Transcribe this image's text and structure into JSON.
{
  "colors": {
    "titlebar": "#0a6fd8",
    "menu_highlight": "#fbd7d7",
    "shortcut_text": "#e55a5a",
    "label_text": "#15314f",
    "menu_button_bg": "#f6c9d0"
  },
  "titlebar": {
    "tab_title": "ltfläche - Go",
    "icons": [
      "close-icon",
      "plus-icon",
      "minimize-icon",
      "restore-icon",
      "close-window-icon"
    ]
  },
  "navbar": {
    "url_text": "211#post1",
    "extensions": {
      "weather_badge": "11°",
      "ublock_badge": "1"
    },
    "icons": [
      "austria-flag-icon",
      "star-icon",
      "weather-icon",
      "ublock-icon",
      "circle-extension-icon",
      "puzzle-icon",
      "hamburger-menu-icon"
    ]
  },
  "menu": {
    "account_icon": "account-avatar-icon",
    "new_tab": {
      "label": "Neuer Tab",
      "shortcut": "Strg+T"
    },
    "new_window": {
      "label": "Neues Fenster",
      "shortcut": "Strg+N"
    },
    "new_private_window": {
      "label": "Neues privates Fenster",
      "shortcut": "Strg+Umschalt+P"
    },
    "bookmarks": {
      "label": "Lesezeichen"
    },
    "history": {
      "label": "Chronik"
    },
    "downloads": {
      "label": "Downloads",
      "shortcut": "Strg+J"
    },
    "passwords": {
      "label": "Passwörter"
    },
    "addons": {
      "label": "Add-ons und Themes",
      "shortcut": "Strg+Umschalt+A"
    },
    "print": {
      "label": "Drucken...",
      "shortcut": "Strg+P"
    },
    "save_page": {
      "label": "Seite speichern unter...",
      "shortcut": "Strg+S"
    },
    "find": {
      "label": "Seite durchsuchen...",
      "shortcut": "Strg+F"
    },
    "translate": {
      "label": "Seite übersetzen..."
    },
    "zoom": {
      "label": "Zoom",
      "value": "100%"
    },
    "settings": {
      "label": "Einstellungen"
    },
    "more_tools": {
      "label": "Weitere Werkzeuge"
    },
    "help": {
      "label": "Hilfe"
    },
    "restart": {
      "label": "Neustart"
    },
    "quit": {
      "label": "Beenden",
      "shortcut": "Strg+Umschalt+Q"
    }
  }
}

----

**Stated task**
Write out all the lines again, exactly as they are.

**Output of the task**
Transcribe this image's text and structure into JSON.
{
  "colors": {
    "titlebar": "#0a6fd8",
    "menu_highlight": "#fbd7d7",
    "shortcut_text": "#e55a5a",
    "label_text": "#15314f",
    "menu_button_bg": "#f6c9d0"
  },
  "titlebar": {
    "tab_title": "ltfläche - Go",
    "icons": [
      "close-icon",
      "plus-icon",
      "minimize-icon",
      "restore-icon",
      "close-window-icon"
    ]
  },
  "navbar": {
    "url_text": "211#post1",
    "extensions": {
      "weather_badge": "11°",
      "ublock_badge": "1"
    },
    "icons": [
      "austria-flag-icon",
      "star-icon",
      "weather-icon",
      "ublock-icon",
      "circle-extension-icon",
      "puzzle-icon",
      "hamburger-menu-icon"
    ]
  },
  "menu": {
    "account_icon": "account-avatar-icon",
    "new_tab": {
      "label": "Neuer Tab",
      "shortcut": "Strg+T"
    },
    "new_window": {
      "label": "Neues Fenster",
      "shortcut": "Strg+N"
    },
    "new_private_window": {
      "label": "Neues privates Fenster",
      "shortcut": "Strg+Umschalt+P"
    },
    "bookmarks": {
      "label": "Lesezeichen"
    },
    "history": {
      "label": "Chronik"
    },
    "downloads": {
      "label": "Downloads",
      "shortcut": "Strg+J"
    },
    "passwords": {
      "label": "Passwörter"
    },
    "addons": {
      "label": "Add-ons und Themes",
      "shortcut": "Strg+Umschalt+A"
    },
    "print": {
      "label": "Drucken...",
      "shortcut": "Strg+P"
    },
    "save_page": {
      "label": "Seite speichern unter...",
      "shortcut": "Strg+S"
    },
    "find": {
      "label": "Seite durchsuchen...",
      "shortcut": "Strg+F"
    },
    "translate": {
      "label": "Seite übersetzen..."
    },
    "zoom": {
      "label": "Zoom",
      "value": "100%"
    },
    "settings": {
      "label": "Einstellungen"
    },
    "more_tools": {
      "label": "Weitere Werkzeuge"
    },
    "help": {
      "label": "Hilfe"
    },
    "restart": {
      "label": "Neustart"
    },
    "quit": {
      "label": "Beenden",
      "shortcut": "Strg+Umschalt+Q"
    }
  }
}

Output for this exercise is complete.